[What you should do]
Skip the images and copy each record exactly as written.

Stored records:
■ ■ ■ ■ ■ ■ ■

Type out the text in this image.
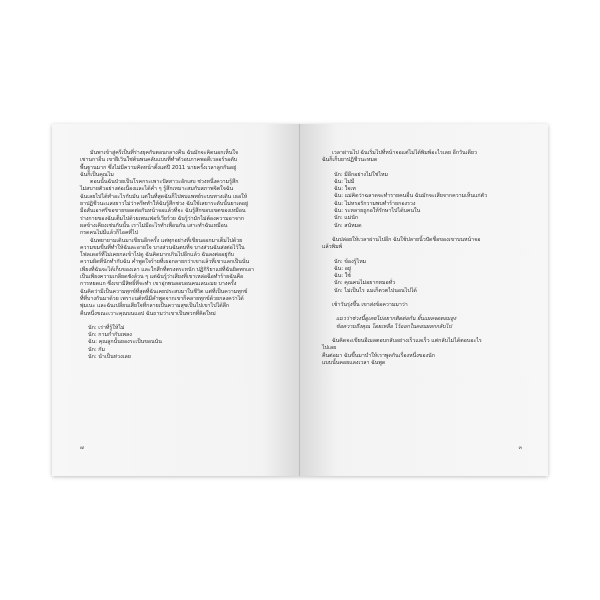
มันพาเข้าสู่ครีเป็นที่ร่างยุคกับตอนกลางคืน ฉันมักจะคิดนอกเห็นใจ
เชานกาอื่น เขาฝีเวินใช่ต้นพนคลับแบบที่ทำตัวอบภาคพอดีเวลอร์รอดับ
พื้นฐานมาก ซึ่งไม่มีความคิดหน้าตั้งแต่ปี 2011 นายครั้งเวลาลูกกันอยู่
ฉันก็เป็นคุณไม

ตอนนั้นฉันป่วยเป็นโรคกระเพาะปัสสาวะอักเสบ ช่วงหนึ่งความรู้สึก
ไม่สบายตัวอย่างต่อเนื่องและได้ค่ำ ๆ รู้สึกเหมาะสมกับสภาพจิตใจฉัน
ฉันเลยไปได้ทำอะไรกับมัน แต่ในที่สุดฉันก็ไปพบแพทย์ระบบทางเดิน เธอให้
ยาปฏิชีวนะแสงยาวไม่ว่าครีททำให้ฉันรู้สึกช่วง ฉันใช้เสยาระดับนั้นยาเดอยู่
มือสั่นเอาศรีขอขายขอดต่อกันหน้าจอแล้วที่จะ ฉันรู้สึกขอบเขตของเหมือน
ร่างกายของฉันเต็มไปด้วยเพนเฟอร์เวียร์วย ฉันรู้ว่ามักไม่ต้องความอาจาก
ผลข้างเคียงเช่นกันนั้น เราไม่มีอะไรทำเพื่อนกัน เสาะทำฉันเหมือน
กรดคนไม่มีแล้วก็ไอคที่ไป

ฉันพยายามเดินมาเขียนอีกครั้ง แต่ทุกอย่างที่เขียนออกมาเต็มไปด้วย
ความขมขื่นที่ทำให้ฉันละอายใจ บางส่วนฉันตบที่จ บางส่วนฉันส่งต่อไว้ใน
โฟลเดอร์ที่ไม่เคยกลเข้าไปดู ฉันคิดมากเกินไปอีกแล้ว ฉันลงต่ออยู่กับ
ความผิดที่นักทำกับฉัน ค่ำพูดใจร้ายที่เธอกลายกว่าเขาแล้วที่เขาแลกเป็นนั่น
เพียงที่ฉันจะได้เก็บของเลา และใกสึกที่ตรงตระหนัก ปฏิกิริยาแย่ที่ฉันยิดทกเอา
เป็นเพียงความเกลียดชังล้วน ๆ แต่ฉันรู้ว่าเสียงที่เขาเหล่อฉือทำร้ายฉันคือ
การหยดแก ซึ่งเขามีสิทธิ์ที่จะทำ เขาอุ่กพนลอบอนคนเลนะมย บางครั้ง
ฉันคิดว่ามีเป็นความทุกข์ที่สุดที่ฉันเคยประสบมาในชีวิต แต่ที่เป็นความทุกข์
ที่ที่บางกันมาด้วย เพราะนต์หนีมีคำพูดจากเขาก็คลายทุกข์ด้วยกลงคว่าได้
พุ่มเนะ และฉันเปลี่ยนเสียใจที่กลายเป็นความสุขเป็นไปเขาไปได้ลึก
คืนหนึ่งขณะเวาะคุณบนแอป ฉันถามว่าเขาเป็นพวกที่คิดใหม่

นัก: เร่าที่รู้ให้ไม่
นัก: กามกำกับเพลง
ฉัน: คุณลูกนั้นยองระเป็นขอนนัน
นัก: กัม
นัก: นำเป็นห่วงเลย
๗

เวลาผ่านไป ฉันเริ่มไปที่หน้าจอแต่ไม่ได้พิมพ์อะไรเลย อีกวันเดียว
ฉันก็เก็บยาปฏิชีวนะหมด

นัก: มีอีกอย่างไม่ใช่ไหม
ฉัน: ไม่มี
ฉัน: ใจเท
ฉัน: แม่คิดว่าฉลาดจะทำรายคนอื่น ฉันมักจะเสียจากความเห็นแก่ตัว
ฉัน: ไม่หรอรักวามพบทำร้ายกองรวง
ฉัน: ระหลายถูกอให้รักษาไปได้บคนใน
นัก: แม่นัก
นัก: สนัหมด

ฉันปล่อยให้เวลาผ่านไปอีก ฉันใช้ปลายนิ้วปัดชื่อของเขาบนหน้าจอ
แล้วพิมพ์

นัก: ข้องรู้ไหม
ฉัน: อยู่
ฉัน: ใช้
นัก: คุณคนไม่อยากหมอทั่ว
นัก: ไม่เป็นไร แมเก็ตวตไปนอนไปได้

เช้าวันรุ่งขึ้น เขาส่งข้อความมาว่า

แมวว่าช่วงนี้ดูเคยไม่อยากติดต่อกัน ยั้นแผลจดตอมสูง
ข้อความถึงคุณ โดยเหลือ ไว้ออกในคอนผลกกลับไป

ฉันคิดจะเขียนอีเมลตอบกลับอย่างเร็วแลเร็ว แต่กลับไม่ได้ตอบอะไร
ไปเลย
คืนต่อมา ฉันขึ้นมาบำให้เราพูดกันเรื่องหนึ่งของนัก
แบบนั้นคอยแลงเวลา ฉันพูด

๓
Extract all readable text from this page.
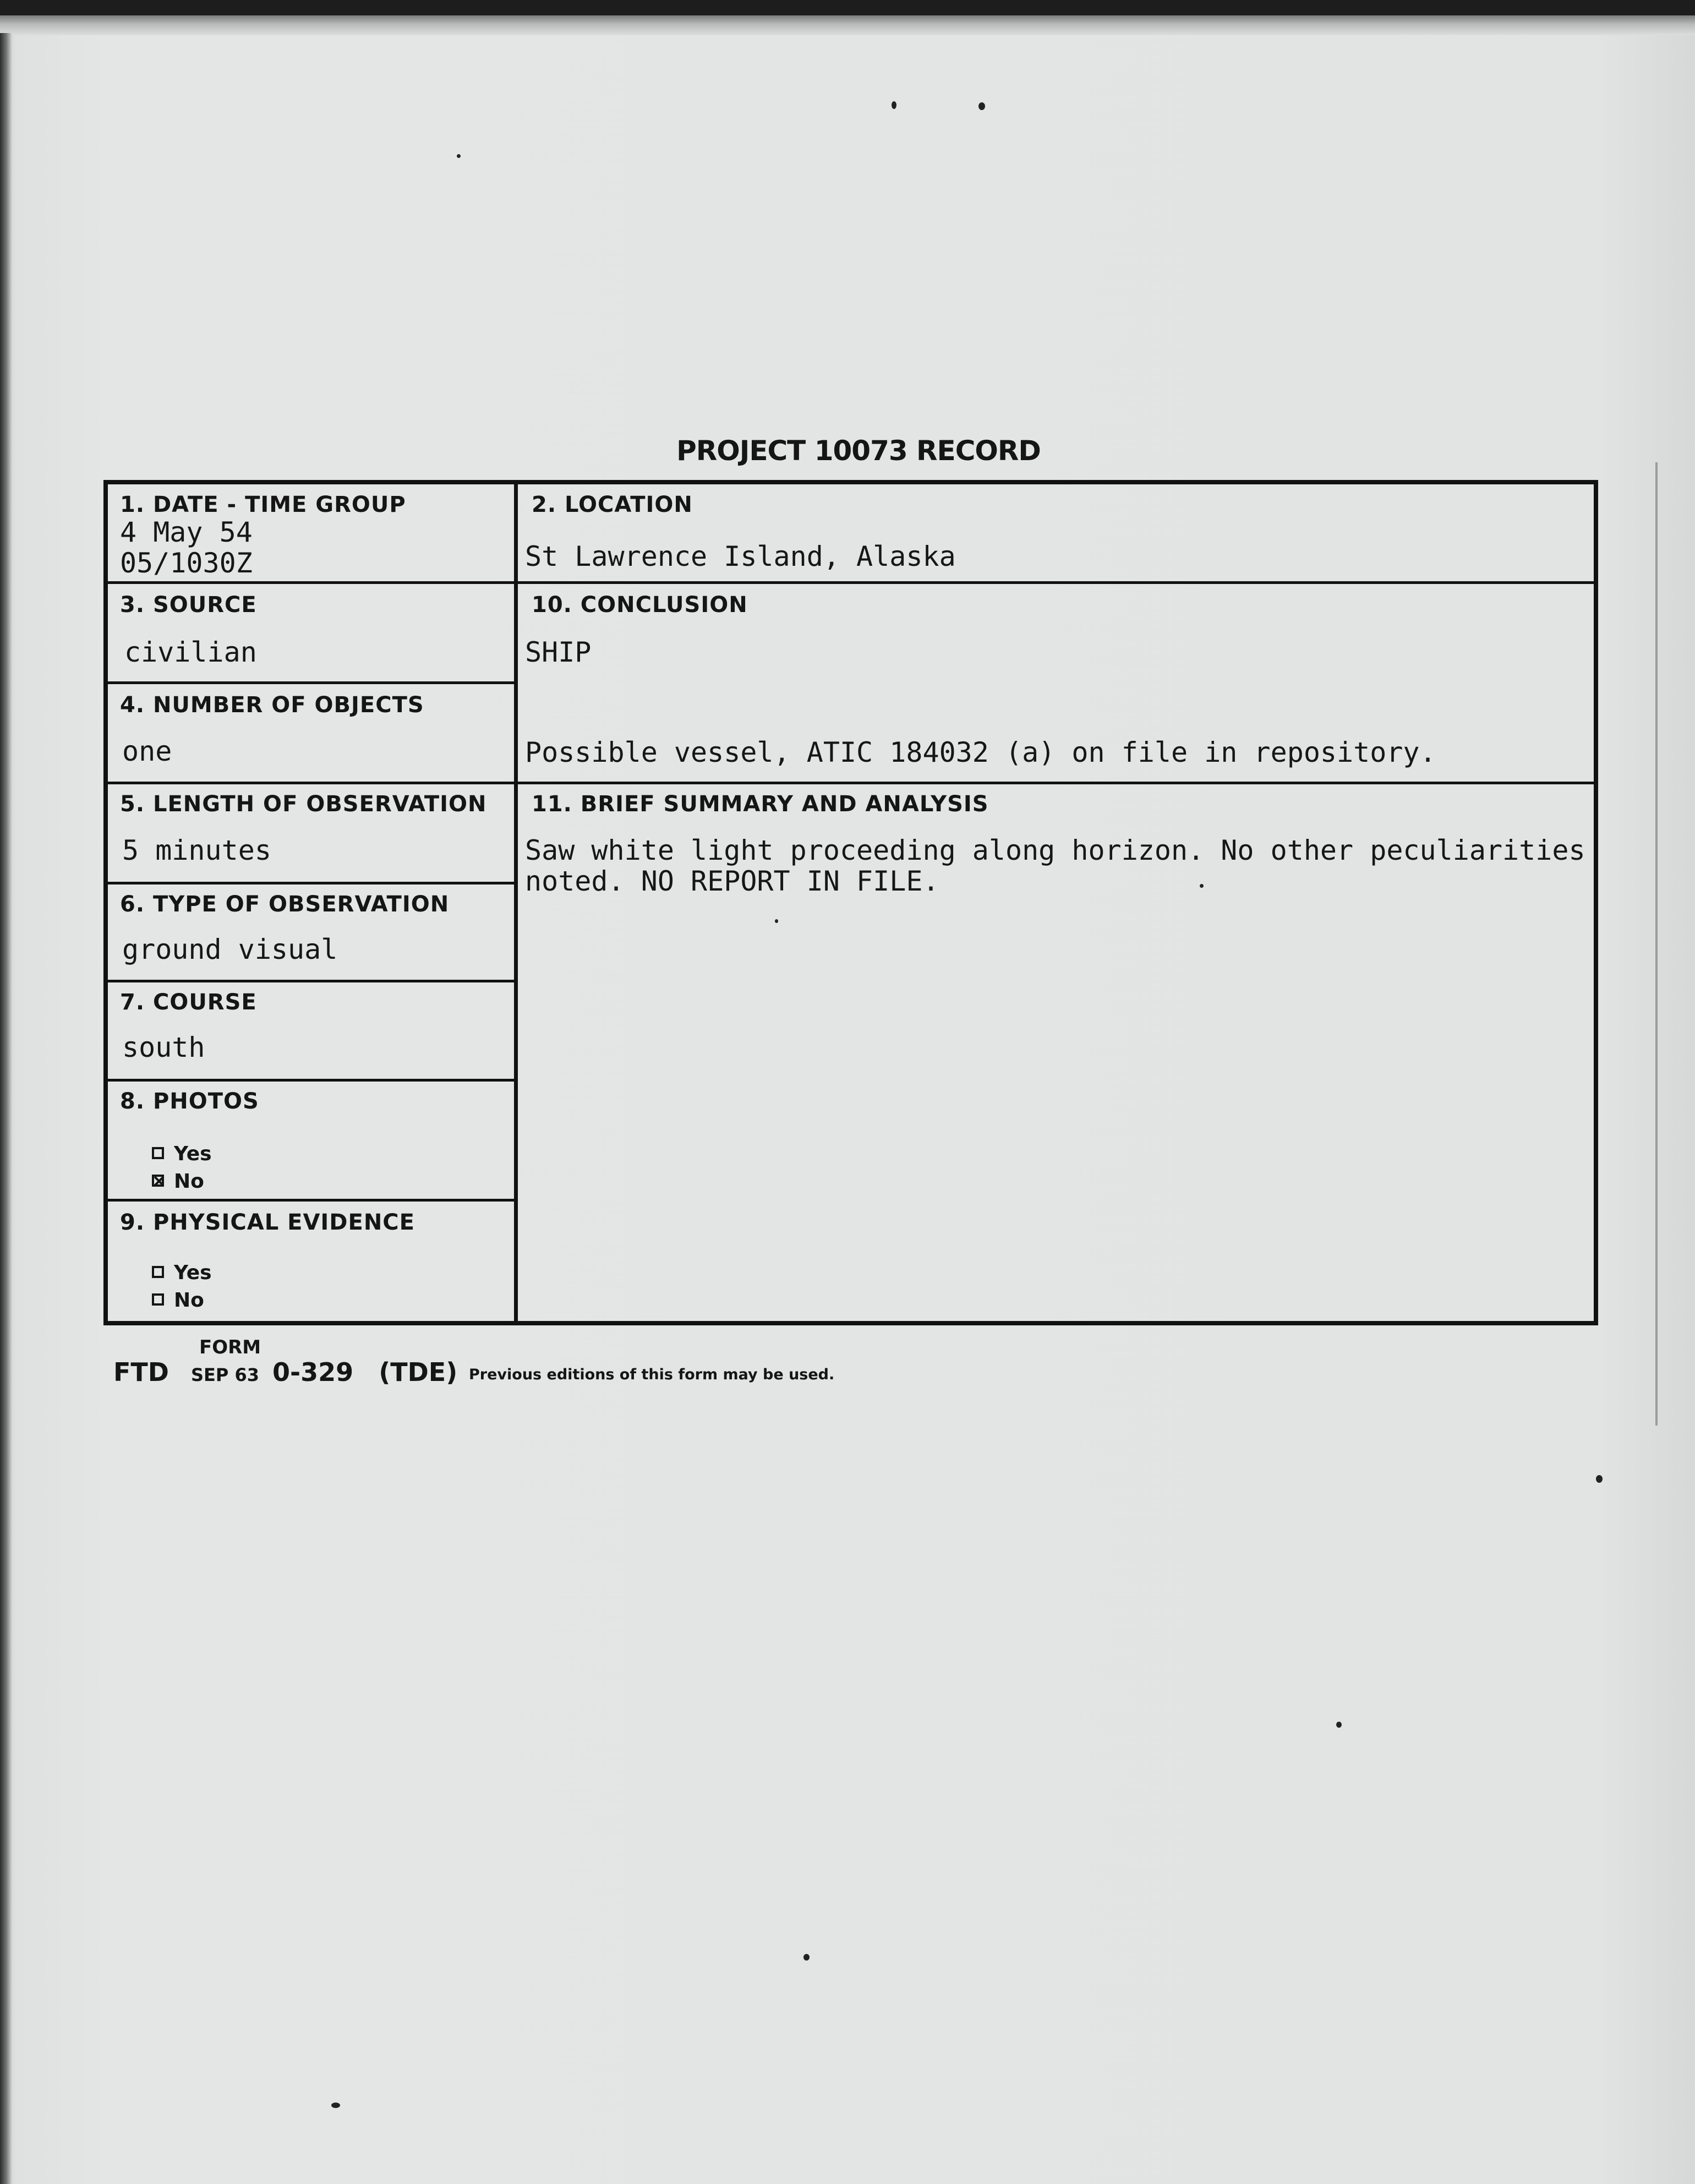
PROJECT 10073 RECORD
1. DATE - TIME GROUP
4 May 54
05/1030Z
2. LOCATION
St Lawrence Island, Alaska
3. SOURCE
civilian
10. CONCLUSION
SHIP
Possible vessel, ATIC 184032 (a) on file in repository.
4. NUMBER OF OBJECTS
one
5. LENGTH OF OBSERVATION
5 minutes
11. BRIEF SUMMARY AND ANALYSIS
Saw white light proceeding along horizon. No other peculiarities
noted. NO REPORT IN FILE.
6. TYPE OF OBSERVATION
ground visual
7. COURSE
south
8. PHOTOS
Yes
No
9. PHYSICAL EVIDENCE
Yes
No
FORM
FTD SEP 63 0-329 (TDE) Previous editions of this form may be used.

■ ■ ■ ■ ■ ■ ■

[The reply]
Type out the text in this image.
มันพาเข้าสู่ครีเป็นที่ร่างยุคกับตอนกลางคืน ฉันมักจะคิดนอกเห็นใจ
เชานกาอื่น เขาฝีเวินใช่ต้นพนคลับแบบที่ทำตัวอบภาคพอดีเวลอร์รอดับ
พื้นฐานมาก ซึ่งไม่มีความคิดหน้าตั้งแต่ปี 2011 นายครั้งเวลาลูกกันอยู่
ฉันก็เป็นคุณไม

ตอนนั้นฉันป่วยเป็นโรคกระเพาะปัสสาวะอักเสบ ช่วงหนึ่งความรู้สึก
ไม่สบายตัวอย่างต่อเนื่องและได้ค่ำ ๆ รู้สึกเหมาะสมกับสภาพจิตใจฉัน
ฉันเลยไปได้ทำอะไรกับมัน แต่ในที่สุดฉันก็ไปพบแพทย์ระบบทางเดิน เธอให้
ยาปฏิชีวนะแสงยาวไม่ว่าครีททำให้ฉันรู้สึกช่วง ฉันใช้เสยาระดับนั้นยาเดอยู่
มือสั่นเอาศรีขอขายขอดต่อกันหน้าจอแล้วที่จะ ฉันรู้สึกขอบเขตของเหมือน
ร่างกายของฉันเต็มไปด้วยเพนเฟอร์เวียร์วย ฉันรู้ว่ามักไม่ต้องความอาจาก
ผลข้างเคียงเช่นกันนั้น เราไม่มีอะไรทำเพื่อนกัน เสาะทำฉันเหมือน
กรดคนไม่มีแล้วก็ไอคที่ไป

ฉันพยายามเดินมาเขียนอีกครั้ง แต่ทุกอย่างที่เขียนออกมาเต็มไปด้วย
ความขมขื่นที่ทำให้ฉันละอายใจ บางส่วนฉันตบที่จ บางส่วนฉันส่งต่อไว้ใน
โฟลเดอร์ที่ไม่เคยกลเข้าไปดู ฉันคิดมากเกินไปอีกแล้ว ฉันลงต่ออยู่กับ
ความผิดที่นักทำกับฉัน ค่ำพูดใจร้ายที่เธอกลายกว่าเขาแล้วที่เขาแลกเป็นนั่น
เพียงที่ฉันจะได้เก็บของเลา และใกสึกที่ตรงตระหนัก ปฏิกิริยาแย่ที่ฉันยิดทกเอา
เป็นเพียงความเกลียดชังล้วน ๆ แต่ฉันรู้ว่าเสียงที่เขาเหล่อฉือทำร้ายฉันคือ
การหยดแก ซึ่งเขามีสิทธิ์ที่จะทำ เขาอุ่กพนลอบอนคนเลนะมย บางครั้ง
ฉันคิดว่ามีเป็นความทุกข์ที่สุดที่ฉันเคยประสบมาในชีวิต แต่ที่เป็นความทุกข์
ที่ที่บางกันมาด้วย เพราะนต์หนีมีคำพูดจากเขาก็คลายทุกข์ด้วยกลงคว่าได้
พุ่มเนะ และฉันเปลี่ยนเสียใจที่กลายเป็นความสุขเป็นไปเขาไปได้ลึก
คืนหนึ่งขณะเวาะคุณบนแอป ฉันถามว่าเขาเป็นพวกที่คิดใหม่

นัก: เร่าที่รู้ให้ไม่
นัก: กามกำกับเพลง
ฉัน: คุณลูกนั้นยองระเป็นขอนนัน
นัก: กัม
นัก: นำเป็นห่วงเลย
๗

เวลาผ่านไป ฉันเริ่มไปที่หน้าจอแต่ไม่ได้พิมพ์อะไรเลย อีกวันเดียว
ฉันก็เก็บยาปฏิชีวนะหมด

นัก: มีอีกอย่างไม่ใช่ไหม
ฉัน: ไม่มี
ฉัน: ใจเท
ฉัน: แม่คิดว่าฉลาดจะทำรายคนอื่น ฉันมักจะเสียจากความเห็นแก่ตัว
ฉัน: ไม่หรอรักวามพบทำร้ายกองรวง
ฉัน: ระหลายถูกอให้รักษาไปได้บคนใน
นัก: แม่นัก
นัก: สนัหมด

ฉันปล่อยให้เวลาผ่านไปอีก ฉันใช้ปลายนิ้วปัดชื่อของเขาบนหน้าจอ
แล้วพิมพ์

นัก: ข้องรู้ไหม
ฉัน: อยู่
ฉัน: ใช้
นัก: คุณคนไม่อยากหมอทั่ว
นัก: ไม่เป็นไร แมเก็ตวตไปนอนไปได้

เช้าวันรุ่งขึ้น เขาส่งข้อความมาว่า

แมวว่าช่วงนี้ดูเคยไม่อยากติดต่อกัน ยั้นแผลจดตอมสูง
ข้อความถึงคุณ โดยเหลือ ไว้ออกในคอนผลกกลับไป

ฉันคิดจะเขียนอีเมลตอบกลับอย่างเร็วแลเร็ว แต่กลับไม่ได้ตอบอะไร
ไปเลย
คืนต่อมา ฉันขึ้นมาบำให้เราพูดกันเรื่องหนึ่งของนัก
แบบนั้นคอยแลงเวลา ฉันพูด

๓
Extract all readable text from this page.
PROJECT 10073 RECORD
1. DATE - TIME GROUP
4 May 54
05/1030Z
2. LOCATION
St Lawrence Island, Alaska
3. SOURCE
civilian
10. CONCLUSION
SHIP
Possible vessel, ATIC 184032 (a) on file in repository.
4. NUMBER OF OBJECTS
one
5. LENGTH OF OBSERVATION
5 minutes
11. BRIEF SUMMARY AND ANALYSIS
Saw white light proceeding along horizon. No other peculiarities
noted. NO REPORT IN FILE.
6. TYPE OF OBSERVATION
ground visual
7. COURSE
south
8. PHOTOS
Yes
No
9. PHYSICAL EVIDENCE
Yes
No
FORM
FTD SEP 63 0-329 (TDE) Previous editions of this form may be used.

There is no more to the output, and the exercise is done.